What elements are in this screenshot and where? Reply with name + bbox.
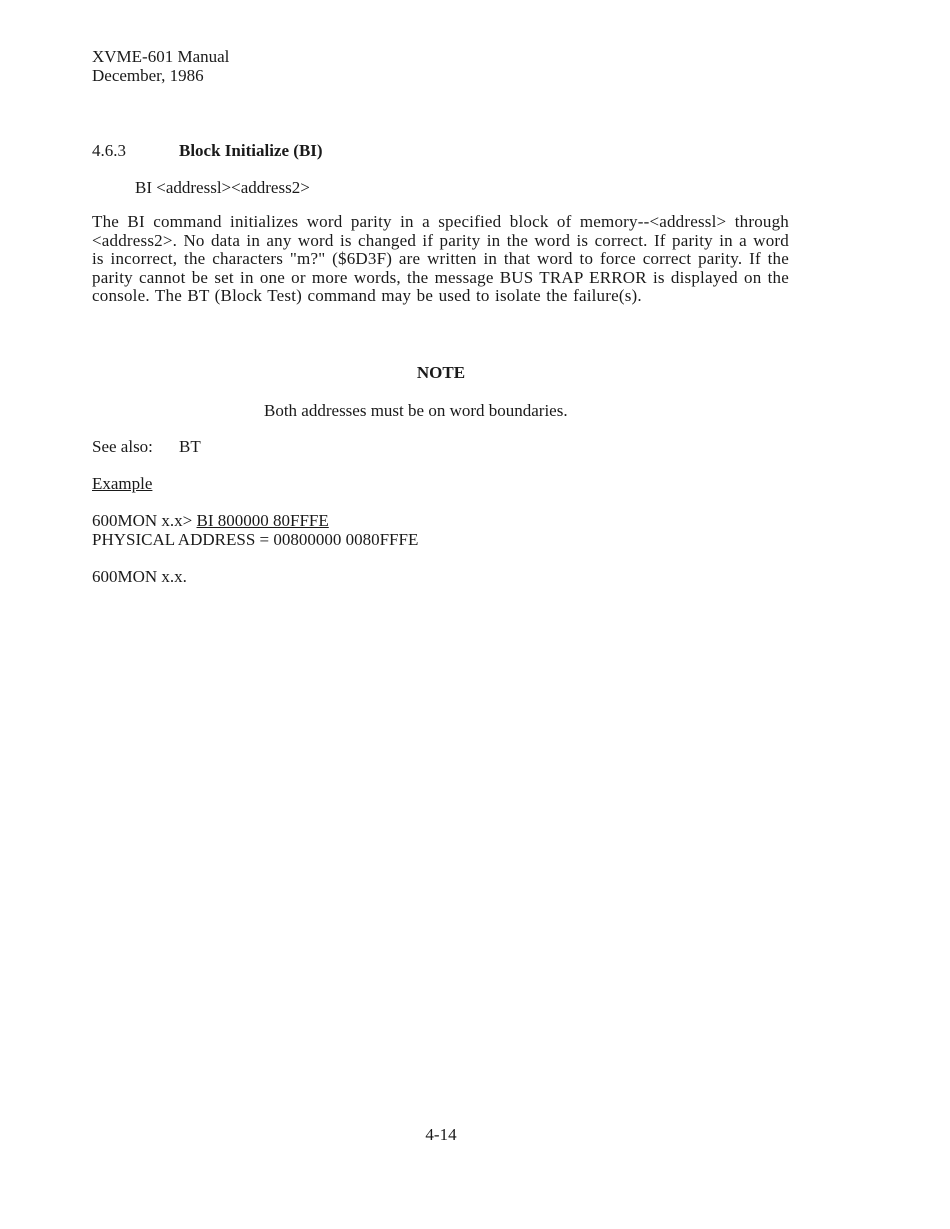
see-also-reference: BT (179, 437, 201, 456)
example-command-input: BI 800000 80FFFE (196, 511, 329, 530)
example-final-prompt: 600MON x.x. (92, 567, 187, 586)
monitor-prompt: 600MON x.x> (92, 511, 193, 530)
example-command-line (92, 511, 329, 530)
document-date: December, 1986 (92, 66, 204, 85)
example-heading: Example (92, 474, 153, 493)
command-description: The BI command initializes word parity in a specified block of memory--<addressl> through <address2>. No data in any word is changed if parity in the word is correct. If parity in a word is incorrect, the characters "m?" ($6D3F) are written in that word to force correct parity. If the parity cannot be set in one or more words, the message BUS TRAP ERROR is displayed on the console. The BT (Block Test) command may be used to isolate the failure(s). (92, 212, 789, 306)
example-result: PHYSICAL ADDRESS = 00800000 0080FFFE (92, 530, 419, 549)
document-title: XVME-601 Manual (92, 47, 230, 66)
page-number: 4-14 (425, 1125, 457, 1144)
command-syntax: BI <addressl><address2> (135, 178, 310, 197)
section-title: Block Initialize (BI) (179, 141, 323, 160)
see-also-label: See also: (92, 437, 153, 456)
note-text: Both addresses must be on word boundaries. (264, 401, 568, 420)
note-heading: NOTE (416, 363, 466, 382)
section-number: 4.6.3 (92, 141, 126, 160)
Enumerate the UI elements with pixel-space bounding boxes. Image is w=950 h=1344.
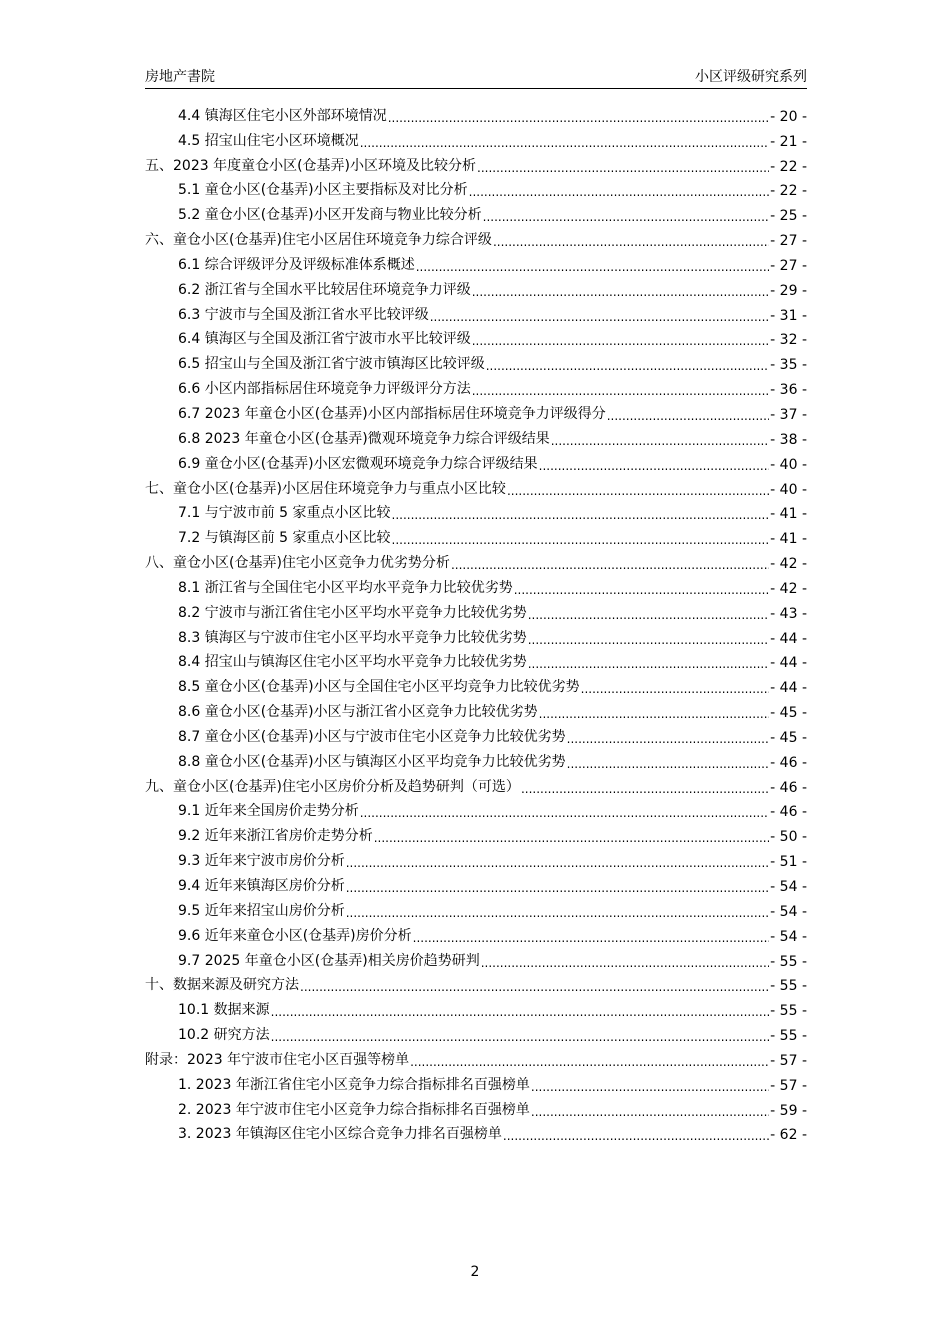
---------------
How many lines of the items above contain the word "note", with case counting? Give only the number.

2